In the listing below, identify each line with the word "füllen" and return those lines.

─── RECORDS FOR THIS TASK ───

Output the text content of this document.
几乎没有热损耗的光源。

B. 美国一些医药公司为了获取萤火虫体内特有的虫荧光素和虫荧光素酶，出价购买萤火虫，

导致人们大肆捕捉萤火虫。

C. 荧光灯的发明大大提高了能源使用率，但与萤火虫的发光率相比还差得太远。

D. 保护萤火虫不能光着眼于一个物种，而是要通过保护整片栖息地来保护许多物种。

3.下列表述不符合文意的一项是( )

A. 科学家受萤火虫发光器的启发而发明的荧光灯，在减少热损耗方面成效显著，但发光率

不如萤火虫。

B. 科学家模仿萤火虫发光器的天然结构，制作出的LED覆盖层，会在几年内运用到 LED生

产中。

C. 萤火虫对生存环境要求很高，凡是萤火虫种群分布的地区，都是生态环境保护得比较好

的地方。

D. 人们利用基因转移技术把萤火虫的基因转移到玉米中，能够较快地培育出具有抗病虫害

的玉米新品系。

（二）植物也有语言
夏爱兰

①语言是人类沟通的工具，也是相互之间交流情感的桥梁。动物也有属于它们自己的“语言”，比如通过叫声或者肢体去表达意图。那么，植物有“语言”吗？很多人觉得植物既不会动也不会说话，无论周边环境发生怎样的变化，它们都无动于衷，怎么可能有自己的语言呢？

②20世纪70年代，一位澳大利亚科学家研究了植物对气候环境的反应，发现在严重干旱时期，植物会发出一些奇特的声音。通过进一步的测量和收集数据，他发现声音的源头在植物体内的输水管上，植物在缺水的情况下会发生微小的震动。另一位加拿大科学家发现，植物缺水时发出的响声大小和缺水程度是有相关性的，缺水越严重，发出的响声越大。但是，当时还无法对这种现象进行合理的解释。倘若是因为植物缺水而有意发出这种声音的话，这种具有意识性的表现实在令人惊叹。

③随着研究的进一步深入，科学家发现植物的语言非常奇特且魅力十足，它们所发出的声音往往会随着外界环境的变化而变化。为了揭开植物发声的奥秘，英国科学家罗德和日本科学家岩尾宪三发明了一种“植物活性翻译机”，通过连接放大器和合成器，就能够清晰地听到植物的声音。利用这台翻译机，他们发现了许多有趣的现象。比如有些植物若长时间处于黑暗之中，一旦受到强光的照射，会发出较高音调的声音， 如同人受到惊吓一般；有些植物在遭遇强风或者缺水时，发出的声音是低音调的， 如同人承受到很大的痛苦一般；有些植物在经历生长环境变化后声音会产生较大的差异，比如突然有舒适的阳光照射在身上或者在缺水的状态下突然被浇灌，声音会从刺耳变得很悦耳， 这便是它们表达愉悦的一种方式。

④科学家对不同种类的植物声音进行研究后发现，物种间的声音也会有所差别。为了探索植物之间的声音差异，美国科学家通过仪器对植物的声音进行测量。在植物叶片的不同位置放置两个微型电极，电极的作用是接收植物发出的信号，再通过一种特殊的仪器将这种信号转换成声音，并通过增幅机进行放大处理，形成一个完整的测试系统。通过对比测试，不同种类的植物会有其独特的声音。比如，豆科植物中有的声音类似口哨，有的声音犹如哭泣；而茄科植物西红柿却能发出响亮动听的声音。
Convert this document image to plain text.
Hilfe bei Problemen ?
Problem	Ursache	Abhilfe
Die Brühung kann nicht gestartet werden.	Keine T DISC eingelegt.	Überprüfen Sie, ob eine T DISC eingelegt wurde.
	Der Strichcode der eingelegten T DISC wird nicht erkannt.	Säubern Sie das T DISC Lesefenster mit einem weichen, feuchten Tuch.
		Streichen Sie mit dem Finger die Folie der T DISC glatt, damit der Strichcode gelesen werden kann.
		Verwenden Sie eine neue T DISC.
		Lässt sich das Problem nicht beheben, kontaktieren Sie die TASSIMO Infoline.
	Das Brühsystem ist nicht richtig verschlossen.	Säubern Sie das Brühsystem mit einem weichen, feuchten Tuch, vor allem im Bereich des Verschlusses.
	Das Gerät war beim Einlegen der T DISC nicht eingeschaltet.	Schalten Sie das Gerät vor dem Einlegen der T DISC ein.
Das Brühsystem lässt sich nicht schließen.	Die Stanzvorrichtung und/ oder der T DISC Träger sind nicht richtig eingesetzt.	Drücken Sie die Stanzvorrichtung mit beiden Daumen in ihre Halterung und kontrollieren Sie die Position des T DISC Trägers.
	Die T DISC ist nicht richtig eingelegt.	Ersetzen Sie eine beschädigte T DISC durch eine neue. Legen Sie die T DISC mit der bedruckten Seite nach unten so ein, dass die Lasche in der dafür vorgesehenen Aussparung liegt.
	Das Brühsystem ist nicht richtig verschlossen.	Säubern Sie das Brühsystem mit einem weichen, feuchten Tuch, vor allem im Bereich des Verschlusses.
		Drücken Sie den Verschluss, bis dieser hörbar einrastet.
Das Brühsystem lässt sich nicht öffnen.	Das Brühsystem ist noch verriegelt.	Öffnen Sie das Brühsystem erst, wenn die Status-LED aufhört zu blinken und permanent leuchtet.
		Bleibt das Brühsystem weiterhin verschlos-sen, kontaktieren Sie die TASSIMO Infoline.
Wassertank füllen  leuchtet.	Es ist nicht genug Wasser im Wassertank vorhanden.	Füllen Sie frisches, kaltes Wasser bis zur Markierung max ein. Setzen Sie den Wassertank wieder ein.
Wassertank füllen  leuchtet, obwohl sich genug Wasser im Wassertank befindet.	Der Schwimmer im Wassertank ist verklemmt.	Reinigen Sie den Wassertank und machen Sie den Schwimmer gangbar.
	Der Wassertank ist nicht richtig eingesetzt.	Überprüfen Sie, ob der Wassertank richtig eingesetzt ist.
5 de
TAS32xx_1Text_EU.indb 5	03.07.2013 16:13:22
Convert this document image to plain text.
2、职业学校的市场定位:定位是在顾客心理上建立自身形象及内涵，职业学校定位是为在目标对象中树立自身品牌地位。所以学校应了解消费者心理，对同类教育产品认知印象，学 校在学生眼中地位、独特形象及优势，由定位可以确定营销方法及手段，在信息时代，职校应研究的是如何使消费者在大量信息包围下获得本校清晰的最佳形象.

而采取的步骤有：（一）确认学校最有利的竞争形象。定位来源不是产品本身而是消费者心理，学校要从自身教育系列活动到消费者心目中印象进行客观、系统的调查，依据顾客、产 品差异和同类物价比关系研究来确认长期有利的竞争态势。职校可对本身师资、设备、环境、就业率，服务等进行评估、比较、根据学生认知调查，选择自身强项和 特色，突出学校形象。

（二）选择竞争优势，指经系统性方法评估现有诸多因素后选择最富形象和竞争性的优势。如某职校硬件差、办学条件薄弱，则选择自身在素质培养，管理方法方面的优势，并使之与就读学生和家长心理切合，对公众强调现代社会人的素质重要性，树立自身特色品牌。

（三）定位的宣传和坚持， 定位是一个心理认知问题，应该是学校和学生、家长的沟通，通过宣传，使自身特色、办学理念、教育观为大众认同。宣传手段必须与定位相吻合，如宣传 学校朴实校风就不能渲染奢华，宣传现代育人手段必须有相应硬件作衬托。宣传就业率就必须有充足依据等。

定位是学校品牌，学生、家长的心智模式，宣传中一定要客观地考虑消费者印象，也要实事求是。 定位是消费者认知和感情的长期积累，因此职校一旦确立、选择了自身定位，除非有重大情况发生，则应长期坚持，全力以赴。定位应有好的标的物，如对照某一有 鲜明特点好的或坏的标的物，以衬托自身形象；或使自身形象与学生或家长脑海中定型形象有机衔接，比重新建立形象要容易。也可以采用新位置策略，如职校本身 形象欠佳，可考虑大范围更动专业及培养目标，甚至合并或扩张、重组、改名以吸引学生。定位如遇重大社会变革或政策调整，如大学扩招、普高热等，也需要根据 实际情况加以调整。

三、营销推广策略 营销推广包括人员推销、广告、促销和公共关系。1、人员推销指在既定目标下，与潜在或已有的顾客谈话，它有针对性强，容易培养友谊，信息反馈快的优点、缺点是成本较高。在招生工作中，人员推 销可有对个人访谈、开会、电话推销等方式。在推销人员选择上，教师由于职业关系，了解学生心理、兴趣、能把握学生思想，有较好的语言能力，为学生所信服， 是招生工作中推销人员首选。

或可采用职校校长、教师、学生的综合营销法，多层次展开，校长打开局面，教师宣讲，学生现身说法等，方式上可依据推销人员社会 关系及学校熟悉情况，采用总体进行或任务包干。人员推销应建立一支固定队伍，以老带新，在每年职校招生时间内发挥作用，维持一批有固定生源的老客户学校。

───

> [FINISHED ANSWER]:
Wassertank füllen  leuchtet.	Es ist nicht genug Wasser im Wassertank vorhanden.	Füllen Sie frisches, kaltes Wasser bis zur Markierung max ein. Setzen Sie den Wassertank wieder ein.
Wassertank füllen  leuchtet, obwohl sich genug Wasser im Wassertank befindet.	Der Schwimmer im Wassertank ist verklemmt.	Reinigen Sie den Wassertank und machen Sie den Schwimmer gangbar.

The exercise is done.